━━ Provided information

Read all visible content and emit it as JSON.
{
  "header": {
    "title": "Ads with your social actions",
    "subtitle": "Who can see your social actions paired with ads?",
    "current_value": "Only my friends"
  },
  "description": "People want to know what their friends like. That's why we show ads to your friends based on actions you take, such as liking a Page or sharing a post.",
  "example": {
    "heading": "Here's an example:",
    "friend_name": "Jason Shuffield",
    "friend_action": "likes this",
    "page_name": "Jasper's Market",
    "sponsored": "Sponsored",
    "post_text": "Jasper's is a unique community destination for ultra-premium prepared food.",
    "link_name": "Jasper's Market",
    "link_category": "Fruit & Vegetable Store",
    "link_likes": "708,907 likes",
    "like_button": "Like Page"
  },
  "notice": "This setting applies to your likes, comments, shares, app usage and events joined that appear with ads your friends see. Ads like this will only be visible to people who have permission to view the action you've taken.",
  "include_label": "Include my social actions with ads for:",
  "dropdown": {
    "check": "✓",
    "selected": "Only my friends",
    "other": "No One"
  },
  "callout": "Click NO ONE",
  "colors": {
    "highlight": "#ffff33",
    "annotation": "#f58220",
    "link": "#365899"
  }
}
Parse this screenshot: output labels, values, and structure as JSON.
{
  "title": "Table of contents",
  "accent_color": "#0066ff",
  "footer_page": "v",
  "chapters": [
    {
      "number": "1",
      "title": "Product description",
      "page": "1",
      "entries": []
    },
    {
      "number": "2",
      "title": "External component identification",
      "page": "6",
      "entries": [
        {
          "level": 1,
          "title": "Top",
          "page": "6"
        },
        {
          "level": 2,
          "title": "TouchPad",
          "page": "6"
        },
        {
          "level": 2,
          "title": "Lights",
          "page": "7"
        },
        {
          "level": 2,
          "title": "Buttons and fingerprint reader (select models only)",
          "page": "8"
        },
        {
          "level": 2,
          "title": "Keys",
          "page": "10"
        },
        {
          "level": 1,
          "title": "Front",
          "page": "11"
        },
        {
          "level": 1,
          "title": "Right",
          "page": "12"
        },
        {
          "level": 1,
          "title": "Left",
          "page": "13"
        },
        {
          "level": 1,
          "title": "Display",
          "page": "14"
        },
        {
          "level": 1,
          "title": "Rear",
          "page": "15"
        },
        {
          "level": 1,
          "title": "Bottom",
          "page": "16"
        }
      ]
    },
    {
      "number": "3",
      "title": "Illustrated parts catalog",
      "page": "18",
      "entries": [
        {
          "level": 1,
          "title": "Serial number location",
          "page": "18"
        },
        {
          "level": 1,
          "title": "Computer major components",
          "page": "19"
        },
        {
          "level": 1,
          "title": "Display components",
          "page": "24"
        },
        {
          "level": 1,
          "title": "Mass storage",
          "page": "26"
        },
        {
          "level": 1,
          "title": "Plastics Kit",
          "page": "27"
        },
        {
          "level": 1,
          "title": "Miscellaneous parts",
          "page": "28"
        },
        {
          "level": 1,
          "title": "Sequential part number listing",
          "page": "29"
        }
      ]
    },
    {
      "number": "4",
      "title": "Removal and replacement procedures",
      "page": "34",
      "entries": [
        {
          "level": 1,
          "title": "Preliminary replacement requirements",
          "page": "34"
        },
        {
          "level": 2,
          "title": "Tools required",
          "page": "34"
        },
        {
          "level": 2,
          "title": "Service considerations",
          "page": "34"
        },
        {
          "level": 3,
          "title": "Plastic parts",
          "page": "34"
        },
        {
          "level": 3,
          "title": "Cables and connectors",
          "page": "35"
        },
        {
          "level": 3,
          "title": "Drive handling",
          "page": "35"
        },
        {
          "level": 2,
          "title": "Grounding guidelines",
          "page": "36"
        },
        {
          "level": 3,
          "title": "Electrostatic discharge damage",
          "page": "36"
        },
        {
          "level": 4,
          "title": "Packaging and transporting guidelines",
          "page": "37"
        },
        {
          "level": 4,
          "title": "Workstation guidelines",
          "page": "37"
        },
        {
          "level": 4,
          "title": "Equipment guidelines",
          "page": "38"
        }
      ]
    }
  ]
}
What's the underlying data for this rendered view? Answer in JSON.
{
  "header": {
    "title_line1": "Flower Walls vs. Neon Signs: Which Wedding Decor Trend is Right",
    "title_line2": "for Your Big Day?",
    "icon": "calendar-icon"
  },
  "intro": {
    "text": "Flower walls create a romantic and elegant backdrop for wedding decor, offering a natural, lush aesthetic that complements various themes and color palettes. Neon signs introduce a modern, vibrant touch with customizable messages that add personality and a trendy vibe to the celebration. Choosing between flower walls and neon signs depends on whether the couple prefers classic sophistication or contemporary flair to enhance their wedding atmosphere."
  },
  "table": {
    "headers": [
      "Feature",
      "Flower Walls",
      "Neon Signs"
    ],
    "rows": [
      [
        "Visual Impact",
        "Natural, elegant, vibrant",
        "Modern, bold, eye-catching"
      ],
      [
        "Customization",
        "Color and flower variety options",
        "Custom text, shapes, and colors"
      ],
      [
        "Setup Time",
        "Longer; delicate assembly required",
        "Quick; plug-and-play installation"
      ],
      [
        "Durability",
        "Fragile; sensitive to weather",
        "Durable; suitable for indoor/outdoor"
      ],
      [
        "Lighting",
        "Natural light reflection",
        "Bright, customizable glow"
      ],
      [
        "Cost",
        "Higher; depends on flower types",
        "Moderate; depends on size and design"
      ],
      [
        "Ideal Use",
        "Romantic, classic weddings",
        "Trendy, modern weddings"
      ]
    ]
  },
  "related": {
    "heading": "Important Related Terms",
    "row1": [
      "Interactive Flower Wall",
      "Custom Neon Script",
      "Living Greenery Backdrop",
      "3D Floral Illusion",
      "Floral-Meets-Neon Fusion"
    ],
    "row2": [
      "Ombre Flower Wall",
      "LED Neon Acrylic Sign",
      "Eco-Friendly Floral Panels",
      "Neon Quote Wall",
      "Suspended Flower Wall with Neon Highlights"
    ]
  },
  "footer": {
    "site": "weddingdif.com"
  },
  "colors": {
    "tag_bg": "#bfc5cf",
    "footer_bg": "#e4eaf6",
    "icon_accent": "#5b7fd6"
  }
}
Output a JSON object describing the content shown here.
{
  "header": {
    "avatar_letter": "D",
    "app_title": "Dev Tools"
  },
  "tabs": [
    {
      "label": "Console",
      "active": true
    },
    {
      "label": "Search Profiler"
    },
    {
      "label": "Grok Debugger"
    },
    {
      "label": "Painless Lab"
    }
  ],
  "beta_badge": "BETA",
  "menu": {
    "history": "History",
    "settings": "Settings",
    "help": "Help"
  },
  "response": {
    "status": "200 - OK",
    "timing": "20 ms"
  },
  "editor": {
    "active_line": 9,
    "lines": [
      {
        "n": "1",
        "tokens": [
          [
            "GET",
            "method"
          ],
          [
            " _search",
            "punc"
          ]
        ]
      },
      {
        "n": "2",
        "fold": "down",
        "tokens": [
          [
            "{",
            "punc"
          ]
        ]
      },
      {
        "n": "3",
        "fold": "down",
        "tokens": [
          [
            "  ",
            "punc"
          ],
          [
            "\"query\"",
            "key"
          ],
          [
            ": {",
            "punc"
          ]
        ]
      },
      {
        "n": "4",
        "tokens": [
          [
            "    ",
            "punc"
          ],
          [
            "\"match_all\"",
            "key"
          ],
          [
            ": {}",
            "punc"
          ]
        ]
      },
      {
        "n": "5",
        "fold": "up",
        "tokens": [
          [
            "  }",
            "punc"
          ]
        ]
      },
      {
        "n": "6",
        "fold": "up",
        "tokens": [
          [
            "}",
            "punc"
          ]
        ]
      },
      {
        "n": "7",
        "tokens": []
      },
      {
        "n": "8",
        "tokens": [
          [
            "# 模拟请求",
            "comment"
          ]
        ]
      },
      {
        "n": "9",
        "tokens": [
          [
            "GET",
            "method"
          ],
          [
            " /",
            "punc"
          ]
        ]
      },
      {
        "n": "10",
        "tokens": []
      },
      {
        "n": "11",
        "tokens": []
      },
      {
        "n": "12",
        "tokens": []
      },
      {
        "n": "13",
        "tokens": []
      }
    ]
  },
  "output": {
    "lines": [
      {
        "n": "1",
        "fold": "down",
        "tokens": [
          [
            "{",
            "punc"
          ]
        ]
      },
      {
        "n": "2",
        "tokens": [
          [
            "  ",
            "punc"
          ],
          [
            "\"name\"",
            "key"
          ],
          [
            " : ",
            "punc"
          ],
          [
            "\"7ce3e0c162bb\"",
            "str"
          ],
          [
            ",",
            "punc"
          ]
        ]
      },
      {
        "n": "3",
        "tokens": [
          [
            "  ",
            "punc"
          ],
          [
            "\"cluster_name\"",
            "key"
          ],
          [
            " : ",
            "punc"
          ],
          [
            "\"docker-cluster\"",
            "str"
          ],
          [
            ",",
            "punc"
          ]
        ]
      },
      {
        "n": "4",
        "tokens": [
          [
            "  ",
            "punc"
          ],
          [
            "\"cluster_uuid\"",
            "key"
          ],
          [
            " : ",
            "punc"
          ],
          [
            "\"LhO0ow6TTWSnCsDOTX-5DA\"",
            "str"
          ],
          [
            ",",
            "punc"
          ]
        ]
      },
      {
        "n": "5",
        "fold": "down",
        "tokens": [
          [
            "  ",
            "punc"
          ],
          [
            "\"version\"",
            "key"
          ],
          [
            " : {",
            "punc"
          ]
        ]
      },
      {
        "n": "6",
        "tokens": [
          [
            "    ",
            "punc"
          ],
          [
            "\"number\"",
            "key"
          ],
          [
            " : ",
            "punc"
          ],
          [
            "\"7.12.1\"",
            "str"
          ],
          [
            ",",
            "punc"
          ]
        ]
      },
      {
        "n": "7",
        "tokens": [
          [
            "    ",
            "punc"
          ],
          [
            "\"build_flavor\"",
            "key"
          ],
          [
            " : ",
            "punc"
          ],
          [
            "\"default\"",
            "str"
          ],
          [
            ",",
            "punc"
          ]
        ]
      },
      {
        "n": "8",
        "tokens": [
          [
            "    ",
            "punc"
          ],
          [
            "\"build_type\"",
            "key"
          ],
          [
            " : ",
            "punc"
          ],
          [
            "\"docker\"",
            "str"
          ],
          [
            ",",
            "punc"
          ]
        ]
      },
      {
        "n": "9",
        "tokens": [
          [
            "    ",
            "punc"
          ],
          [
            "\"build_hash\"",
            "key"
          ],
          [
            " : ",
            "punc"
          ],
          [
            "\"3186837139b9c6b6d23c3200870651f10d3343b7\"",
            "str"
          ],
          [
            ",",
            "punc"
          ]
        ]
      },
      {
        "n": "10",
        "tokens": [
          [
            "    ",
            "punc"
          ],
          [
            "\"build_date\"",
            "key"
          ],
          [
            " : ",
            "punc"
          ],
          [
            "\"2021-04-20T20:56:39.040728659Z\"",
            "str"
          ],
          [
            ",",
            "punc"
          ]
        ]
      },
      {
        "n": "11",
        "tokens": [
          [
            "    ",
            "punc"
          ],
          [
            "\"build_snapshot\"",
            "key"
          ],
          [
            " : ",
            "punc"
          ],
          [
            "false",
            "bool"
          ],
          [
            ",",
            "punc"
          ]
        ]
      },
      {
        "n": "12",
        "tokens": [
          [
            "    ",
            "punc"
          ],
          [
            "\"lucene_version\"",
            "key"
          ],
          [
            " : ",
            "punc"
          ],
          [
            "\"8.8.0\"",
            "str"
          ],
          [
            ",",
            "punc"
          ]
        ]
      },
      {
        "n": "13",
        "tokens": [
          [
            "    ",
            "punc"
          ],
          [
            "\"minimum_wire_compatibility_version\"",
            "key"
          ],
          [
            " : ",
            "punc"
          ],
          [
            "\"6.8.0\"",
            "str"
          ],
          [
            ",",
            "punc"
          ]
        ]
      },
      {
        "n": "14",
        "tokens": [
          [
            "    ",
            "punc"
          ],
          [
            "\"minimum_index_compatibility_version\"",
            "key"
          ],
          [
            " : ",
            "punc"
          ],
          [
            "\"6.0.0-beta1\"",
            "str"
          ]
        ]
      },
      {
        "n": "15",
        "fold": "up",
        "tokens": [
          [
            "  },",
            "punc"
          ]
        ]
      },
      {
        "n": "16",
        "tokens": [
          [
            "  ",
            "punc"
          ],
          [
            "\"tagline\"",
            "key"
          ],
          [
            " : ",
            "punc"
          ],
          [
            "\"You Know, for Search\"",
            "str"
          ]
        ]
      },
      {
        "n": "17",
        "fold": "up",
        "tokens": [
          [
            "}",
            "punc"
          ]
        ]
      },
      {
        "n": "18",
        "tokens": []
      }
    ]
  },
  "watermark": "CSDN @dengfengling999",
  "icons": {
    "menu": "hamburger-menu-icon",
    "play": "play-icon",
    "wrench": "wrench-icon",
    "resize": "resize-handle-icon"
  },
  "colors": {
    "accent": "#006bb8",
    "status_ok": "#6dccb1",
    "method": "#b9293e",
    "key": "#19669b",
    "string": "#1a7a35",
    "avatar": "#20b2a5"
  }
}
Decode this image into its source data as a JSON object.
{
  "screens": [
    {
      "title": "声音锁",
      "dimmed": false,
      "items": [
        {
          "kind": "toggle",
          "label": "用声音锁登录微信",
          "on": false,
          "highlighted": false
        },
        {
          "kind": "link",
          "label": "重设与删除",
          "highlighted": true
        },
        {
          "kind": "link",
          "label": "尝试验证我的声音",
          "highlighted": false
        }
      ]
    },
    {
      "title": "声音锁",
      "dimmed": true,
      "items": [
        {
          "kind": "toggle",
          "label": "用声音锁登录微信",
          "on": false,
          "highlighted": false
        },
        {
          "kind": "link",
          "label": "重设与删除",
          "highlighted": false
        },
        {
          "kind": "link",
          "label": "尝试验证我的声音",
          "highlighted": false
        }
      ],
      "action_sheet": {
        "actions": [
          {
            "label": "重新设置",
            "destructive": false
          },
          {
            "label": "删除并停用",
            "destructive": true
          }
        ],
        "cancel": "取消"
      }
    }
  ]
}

━━━━

• _What to work on_
Pick every line with "their" in it and copy it.

• _Solution to this exercise_
  "description": "People want to know what their friends like. That's why we show ads to your friends based on actions you take, such as liking a Page or sharing a post.",
    "text": "Flower walls create a romantic and elegant backdrop for wedding decor, offering a natural, lush aesthetic that complements various themes and color palettes. Neon signs introduce a modern, vibrant touch with customizable messages that add personality and a trendy vibe to the celebration. Choosing between flower walls and neon signs depends on whether the couple prefers classic sophistication or contemporary flair to enhance their wedding atmosphere."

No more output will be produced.